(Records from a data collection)
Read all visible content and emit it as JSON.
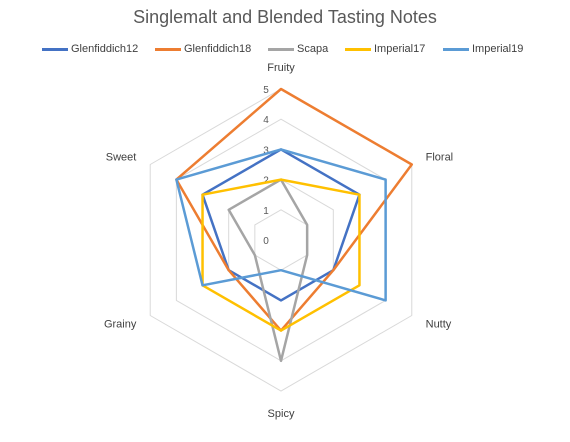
{
  "chart_data": {
    "type": "radar",
    "title": "Singlemalt and Blended Tasting Notes",
    "categories": [
      "Fruity",
      "Floral",
      "Nutty",
      "Spicy",
      "Grainy",
      "Sweet"
    ],
    "rlim": [
      0,
      5
    ],
    "ticks": [
      "0",
      "1",
      "2",
      "3",
      "4",
      "5"
    ],
    "grid": true,
    "legend_position": "top",
    "series": [
      {
        "name": "Glenfiddich12",
        "color": "#4472C4",
        "values": [
          3,
          3,
          2,
          2,
          2,
          3
        ]
      },
      {
        "name": "Glenfiddich18",
        "color": "#ED7D31",
        "values": [
          5,
          5,
          2,
          3,
          2,
          4
        ]
      },
      {
        "name": "Scapa",
        "color": "#A5A5A5",
        "values": [
          2,
          1,
          1,
          4,
          1,
          2
        ]
      },
      {
        "name": "Imperial17",
        "color": "#FFC000",
        "values": [
          2,
          3,
          3,
          3,
          3,
          3
        ]
      },
      {
        "name": "Imperial19",
        "color": "#5B9BD5",
        "values": [
          3,
          4,
          4,
          1,
          3,
          4
        ]
      }
    ]
  }
}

## YOUR TASK
Show all lines above holding "color".

## RIGHT ANSWER
        "color": "#4472C4",
        "color": "#ED7D31",
        "color": "#A5A5A5",
        "color": "#FFC000",
        "color": "#5B9BD5",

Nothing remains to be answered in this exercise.